--- Start EXTRACTED RECORDS ---
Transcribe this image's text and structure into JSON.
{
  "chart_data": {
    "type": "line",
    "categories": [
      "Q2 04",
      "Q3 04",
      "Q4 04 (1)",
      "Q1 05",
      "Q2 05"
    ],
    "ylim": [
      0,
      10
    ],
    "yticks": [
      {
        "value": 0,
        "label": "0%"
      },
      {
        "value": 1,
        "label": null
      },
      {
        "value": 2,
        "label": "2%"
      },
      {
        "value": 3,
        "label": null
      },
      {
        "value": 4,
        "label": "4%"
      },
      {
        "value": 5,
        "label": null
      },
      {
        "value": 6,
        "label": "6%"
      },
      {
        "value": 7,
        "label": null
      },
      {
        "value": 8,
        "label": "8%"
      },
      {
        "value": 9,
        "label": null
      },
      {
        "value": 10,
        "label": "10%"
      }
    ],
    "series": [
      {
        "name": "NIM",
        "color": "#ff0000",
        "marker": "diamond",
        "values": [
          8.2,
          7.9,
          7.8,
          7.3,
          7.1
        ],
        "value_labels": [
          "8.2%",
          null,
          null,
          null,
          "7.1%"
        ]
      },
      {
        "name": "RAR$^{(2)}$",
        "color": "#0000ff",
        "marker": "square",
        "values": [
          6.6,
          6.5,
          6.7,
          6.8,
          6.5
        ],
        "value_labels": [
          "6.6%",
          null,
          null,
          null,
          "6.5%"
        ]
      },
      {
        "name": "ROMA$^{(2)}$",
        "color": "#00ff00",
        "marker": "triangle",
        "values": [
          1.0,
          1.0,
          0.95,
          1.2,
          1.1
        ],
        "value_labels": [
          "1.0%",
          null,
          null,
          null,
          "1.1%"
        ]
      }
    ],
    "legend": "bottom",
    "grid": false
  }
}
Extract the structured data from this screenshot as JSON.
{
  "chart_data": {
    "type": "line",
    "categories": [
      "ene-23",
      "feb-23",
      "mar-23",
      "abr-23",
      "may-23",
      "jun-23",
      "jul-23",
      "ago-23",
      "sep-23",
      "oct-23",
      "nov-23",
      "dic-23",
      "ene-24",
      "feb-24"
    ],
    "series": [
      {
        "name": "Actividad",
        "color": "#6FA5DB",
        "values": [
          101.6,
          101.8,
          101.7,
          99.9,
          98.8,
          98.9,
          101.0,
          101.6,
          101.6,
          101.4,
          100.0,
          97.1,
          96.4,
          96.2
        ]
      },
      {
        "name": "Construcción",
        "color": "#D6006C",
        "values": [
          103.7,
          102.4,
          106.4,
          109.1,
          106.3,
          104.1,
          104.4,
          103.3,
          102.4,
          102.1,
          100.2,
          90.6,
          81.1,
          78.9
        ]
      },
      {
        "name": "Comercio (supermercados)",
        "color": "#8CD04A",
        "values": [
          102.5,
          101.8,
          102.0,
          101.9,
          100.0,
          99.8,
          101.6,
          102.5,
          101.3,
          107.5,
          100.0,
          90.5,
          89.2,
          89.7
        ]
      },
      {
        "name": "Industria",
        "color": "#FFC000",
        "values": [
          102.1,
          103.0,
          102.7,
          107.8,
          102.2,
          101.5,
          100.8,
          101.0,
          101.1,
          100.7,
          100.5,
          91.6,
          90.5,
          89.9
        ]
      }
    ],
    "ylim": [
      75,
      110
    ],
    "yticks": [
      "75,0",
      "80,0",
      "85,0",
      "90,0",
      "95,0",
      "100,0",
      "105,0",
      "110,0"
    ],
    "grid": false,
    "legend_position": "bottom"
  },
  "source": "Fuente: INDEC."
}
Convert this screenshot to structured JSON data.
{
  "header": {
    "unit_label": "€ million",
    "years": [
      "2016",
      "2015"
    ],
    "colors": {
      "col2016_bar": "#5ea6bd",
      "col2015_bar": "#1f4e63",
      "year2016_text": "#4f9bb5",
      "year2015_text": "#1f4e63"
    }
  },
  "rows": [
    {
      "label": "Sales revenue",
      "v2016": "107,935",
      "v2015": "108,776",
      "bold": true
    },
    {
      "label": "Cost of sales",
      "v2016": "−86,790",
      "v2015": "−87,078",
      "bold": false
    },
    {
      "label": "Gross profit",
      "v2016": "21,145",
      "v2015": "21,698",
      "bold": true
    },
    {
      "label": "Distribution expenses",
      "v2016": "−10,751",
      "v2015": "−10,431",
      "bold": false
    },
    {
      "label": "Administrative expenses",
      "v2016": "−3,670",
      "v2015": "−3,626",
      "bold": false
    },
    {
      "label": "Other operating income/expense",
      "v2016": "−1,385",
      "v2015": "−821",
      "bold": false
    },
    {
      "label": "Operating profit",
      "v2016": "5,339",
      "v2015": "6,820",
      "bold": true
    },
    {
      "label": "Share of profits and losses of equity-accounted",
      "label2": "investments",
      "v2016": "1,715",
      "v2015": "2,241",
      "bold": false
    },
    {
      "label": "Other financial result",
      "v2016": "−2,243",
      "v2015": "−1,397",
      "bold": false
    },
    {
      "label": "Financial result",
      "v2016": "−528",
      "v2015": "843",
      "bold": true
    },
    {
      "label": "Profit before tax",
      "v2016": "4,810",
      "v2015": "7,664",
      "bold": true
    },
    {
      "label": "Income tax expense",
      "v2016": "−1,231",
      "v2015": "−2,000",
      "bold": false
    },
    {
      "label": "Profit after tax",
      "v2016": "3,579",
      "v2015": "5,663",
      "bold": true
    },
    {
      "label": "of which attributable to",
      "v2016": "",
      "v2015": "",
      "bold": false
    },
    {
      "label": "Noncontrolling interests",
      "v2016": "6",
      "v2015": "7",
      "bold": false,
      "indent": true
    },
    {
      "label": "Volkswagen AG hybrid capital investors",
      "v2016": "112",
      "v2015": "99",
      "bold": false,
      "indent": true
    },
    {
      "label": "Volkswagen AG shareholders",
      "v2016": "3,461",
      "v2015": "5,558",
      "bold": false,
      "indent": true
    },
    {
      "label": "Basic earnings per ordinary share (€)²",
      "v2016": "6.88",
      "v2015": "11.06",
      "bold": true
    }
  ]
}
--- End EXTRACTED RECORDS ---
THE REQUEST:
The listing above must be transcribed exactly, line by line.

EXPECTED ANSWER:
Transcribe this image's text and structure into JSON.
{
  "chart_data": {
    "type": "line",
    "categories": [
      "Q2 04",
      "Q3 04",
      "Q4 04 (1)",
      "Q1 05",
      "Q2 05"
    ],
    "ylim": [
      0,
      10
    ],
    "yticks": [
      {
        "value": 0,
        "label": "0%"
      },
      {
        "value": 1,
        "label": null
      },
      {
        "value": 2,
        "label": "2%"
      },
      {
        "value": 3,
        "label": null
      },
      {
        "value": 4,
        "label": "4%"
      },
      {
        "value": 5,
        "label": null
      },
      {
        "value": 6,
        "label": "6%"
      },
      {
        "value": 7,
        "label": null
      },
      {
        "value": 8,
        "label": "8%"
      },
      {
        "value": 9,
        "label": null
      },
      {
        "value": 10,
        "label": "10%"
      }
    ],
    "series": [
      {
        "name": "NIM",
        "color": "#ff0000",
        "marker": "diamond",
        "values": [
          8.2,
          7.9,
          7.8,
          7.3,
          7.1
        ],
        "value_labels": [
          "8.2%",
          null,
          null,
          null,
          "7.1%"
        ]
      },
      {
        "name": "RAR$^{(2)}$",
        "color": "#0000ff",
        "marker": "square",
        "values": [
          6.6,
          6.5,
          6.7,
          6.8,
          6.5
        ],
        "value_labels": [
          "6.6%",
          null,
          null,
          null,
          "6.5%"
        ]
      },
      {
        "name": "ROMA$^{(2)}$",
        "color": "#00ff00",
        "marker": "triangle",
        "values": [
          1.0,
          1.0,
          0.95,
          1.2,
          1.1
        ],
        "value_labels": [
          "1.0%",
          null,
          null,
          null,
          "1.1%"
        ]
      }
    ],
    "legend": "bottom",
    "grid": false
  }
}
Extract the structured data from this screenshot as JSON.
{
  "chart_data": {
    "type": "line",
    "categories": [
      "ene-23",
      "feb-23",
      "mar-23",
      "abr-23",
      "may-23",
      "jun-23",
      "jul-23",
      "ago-23",
      "sep-23",
      "oct-23",
      "nov-23",
      "dic-23",
      "ene-24",
      "feb-24"
    ],
    "series": [
      {
        "name": "Actividad",
        "color": "#6FA5DB",
        "values": [
          101.6,
          101.8,
          101.7,
          99.9,
          98.8,
          98.9,
          101.0,
          101.6,
          101.6,
          101.4,
          100.0,
          97.1,
          96.4,
          96.2
        ]
      },
      {
        "name": "Construcción",
        "color": "#D6006C",
        "values": [
          103.7,
          102.4,
          106.4,
          109.1,
          106.3,
          104.1,
          104.4,
          103.3,
          102.4,
          102.1,
          100.2,
          90.6,
          81.1,
          78.9
        ]
      },
      {
        "name": "Comercio (supermercados)",
        "color": "#8CD04A",
        "values": [
          102.5,
          101.8,
          102.0,
          101.9,
          100.0,
          99.8,
          101.6,
          102.5,
          101.3,
          107.5,
          100.0,
          90.5,
          89.2,
          89.7
        ]
      },
      {
        "name": "Industria",
        "color": "#FFC000",
        "values": [
          102.1,
          103.0,
          102.7,
          107.8,
          102.2,
          101.5,
          100.8,
          101.0,
          101.1,
          100.7,
          100.5,
          91.6,
          90.5,
          89.9
        ]
      }
    ],
    "ylim": [
      75,
      110
    ],
    "yticks": [
      "75,0",
      "80,0",
      "85,0",
      "90,0",
      "95,0",
      "100,0",
      "105,0",
      "110,0"
    ],
    "grid": false,
    "legend_position": "bottom"
  },
  "source": "Fuente: INDEC."
}
Convert this screenshot to structured JSON data.
{
  "header": {
    "unit_label": "€ million",
    "years": [
      "2016",
      "2015"
    ],
    "colors": {
      "col2016_bar": "#5ea6bd",
      "col2015_bar": "#1f4e63",
      "year2016_text": "#4f9bb5",
      "year2015_text": "#1f4e63"
    }
  },
  "rows": [
    {
      "label": "Sales revenue",
      "v2016": "107,935",
      "v2015": "108,776",
      "bold": true
    },
    {
      "label": "Cost of sales",
      "v2016": "−86,790",
      "v2015": "−87,078",
      "bold": false
    },
    {
      "label": "Gross profit",
      "v2016": "21,145",
      "v2015": "21,698",
      "bold": true
    },
    {
      "label": "Distribution expenses",
      "v2016": "−10,751",
      "v2015": "−10,431",
      "bold": false
    },
    {
      "label": "Administrative expenses",
      "v2016": "−3,670",
      "v2015": "−3,626",
      "bold": false
    },
    {
      "label": "Other operating income/expense",
      "v2016": "−1,385",
      "v2015": "−821",
      "bold": false
    },
    {
      "label": "Operating profit",
      "v2016": "5,339",
      "v2015": "6,820",
      "bold": true
    },
    {
      "label": "Share of profits and losses of equity-accounted",
      "label2": "investments",
      "v2016": "1,715",
      "v2015": "2,241",
      "bold": false
    },
    {
      "label": "Other financial result",
      "v2016": "−2,243",
      "v2015": "−1,397",
      "bold": false
    },
    {
      "label": "Financial result",
      "v2016": "−528",
      "v2015": "843",
      "bold": true
    },
    {
      "label": "Profit before tax",
      "v2016": "4,810",
      "v2015": "7,664",
      "bold": true
    },
    {
      "label": "Income tax expense",
      "v2016": "−1,231",
      "v2015": "−2,000",
      "bold": false
    },
    {
      "label": "Profit after tax",
      "v2016": "3,579",
      "v2015": "5,663",
      "bold": true
    },
    {
      "label": "of which attributable to",
      "v2016": "",
      "v2015": "",
      "bold": false
    },
    {
      "label": "Noncontrolling interests",
      "v2016": "6",
      "v2015": "7",
      "bold": false,
      "indent": true
    },
    {
      "label": "Volkswagen AG hybrid capital investors",
      "v2016": "112",
      "v2015": "99",
      "bold": false,
      "indent": true
    },
    {
      "label": "Volkswagen AG shareholders",
      "v2016": "3,461",
      "v2015": "5,558",
      "bold": false,
      "indent": true
    },
    {
      "label": "Basic earnings per ordinary share (€)²",
      "v2016": "6.88",
      "v2015": "11.06",
      "bold": true
    }
  ]
}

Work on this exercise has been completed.